(Excerpt from a dataset)
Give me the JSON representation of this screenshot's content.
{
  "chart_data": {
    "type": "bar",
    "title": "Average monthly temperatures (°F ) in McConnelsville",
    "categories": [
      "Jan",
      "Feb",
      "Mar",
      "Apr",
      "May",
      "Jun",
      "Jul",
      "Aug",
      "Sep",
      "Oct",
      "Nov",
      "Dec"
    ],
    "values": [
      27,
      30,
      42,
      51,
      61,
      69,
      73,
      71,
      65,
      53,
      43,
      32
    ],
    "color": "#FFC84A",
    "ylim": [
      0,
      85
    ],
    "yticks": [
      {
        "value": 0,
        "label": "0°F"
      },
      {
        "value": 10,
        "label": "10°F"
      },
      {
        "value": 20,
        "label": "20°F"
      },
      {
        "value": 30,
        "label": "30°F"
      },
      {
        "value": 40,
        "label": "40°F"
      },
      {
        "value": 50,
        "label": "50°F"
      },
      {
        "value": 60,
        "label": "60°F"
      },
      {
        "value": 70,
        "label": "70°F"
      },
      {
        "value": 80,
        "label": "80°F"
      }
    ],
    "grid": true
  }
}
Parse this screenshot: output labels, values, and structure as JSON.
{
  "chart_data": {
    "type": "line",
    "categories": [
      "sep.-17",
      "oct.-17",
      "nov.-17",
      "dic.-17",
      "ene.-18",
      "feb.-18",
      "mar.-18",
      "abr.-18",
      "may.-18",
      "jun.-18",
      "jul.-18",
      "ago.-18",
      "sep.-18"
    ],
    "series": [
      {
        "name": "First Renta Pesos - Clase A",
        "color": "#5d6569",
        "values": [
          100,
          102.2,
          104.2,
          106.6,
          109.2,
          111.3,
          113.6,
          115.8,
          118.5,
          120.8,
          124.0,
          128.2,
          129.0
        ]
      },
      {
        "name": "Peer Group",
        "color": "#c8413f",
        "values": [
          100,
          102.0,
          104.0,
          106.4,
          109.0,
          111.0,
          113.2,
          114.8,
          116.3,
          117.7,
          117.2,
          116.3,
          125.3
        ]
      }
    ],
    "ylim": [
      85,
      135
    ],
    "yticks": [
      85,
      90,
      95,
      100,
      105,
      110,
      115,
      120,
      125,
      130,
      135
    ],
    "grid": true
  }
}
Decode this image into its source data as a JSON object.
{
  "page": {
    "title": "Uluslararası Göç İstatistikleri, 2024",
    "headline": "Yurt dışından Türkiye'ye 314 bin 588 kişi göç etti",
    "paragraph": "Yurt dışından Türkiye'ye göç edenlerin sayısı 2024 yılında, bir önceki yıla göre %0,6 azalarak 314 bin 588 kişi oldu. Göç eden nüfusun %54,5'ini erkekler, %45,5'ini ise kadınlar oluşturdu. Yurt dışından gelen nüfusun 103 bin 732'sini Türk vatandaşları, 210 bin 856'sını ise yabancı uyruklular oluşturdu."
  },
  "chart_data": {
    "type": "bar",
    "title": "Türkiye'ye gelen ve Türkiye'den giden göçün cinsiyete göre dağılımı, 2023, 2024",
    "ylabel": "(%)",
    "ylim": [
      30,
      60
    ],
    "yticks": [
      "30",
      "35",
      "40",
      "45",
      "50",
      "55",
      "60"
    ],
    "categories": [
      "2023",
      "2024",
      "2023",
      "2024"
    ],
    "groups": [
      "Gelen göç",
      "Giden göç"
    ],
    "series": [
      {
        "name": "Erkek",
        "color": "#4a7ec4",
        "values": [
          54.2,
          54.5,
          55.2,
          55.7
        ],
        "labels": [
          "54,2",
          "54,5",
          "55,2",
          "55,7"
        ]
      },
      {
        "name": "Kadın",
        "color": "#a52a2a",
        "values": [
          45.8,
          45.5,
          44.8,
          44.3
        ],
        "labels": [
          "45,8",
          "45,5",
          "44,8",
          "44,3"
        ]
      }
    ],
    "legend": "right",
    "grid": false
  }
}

> What you need to do: Make a list of all lines in the data that contain "this".

> Exercise response:
Give me the JSON representation of this screenshot's content.
Parse this screenshot: output labels, values, and structure as JSON.
Decode this image into its source data as a JSON object.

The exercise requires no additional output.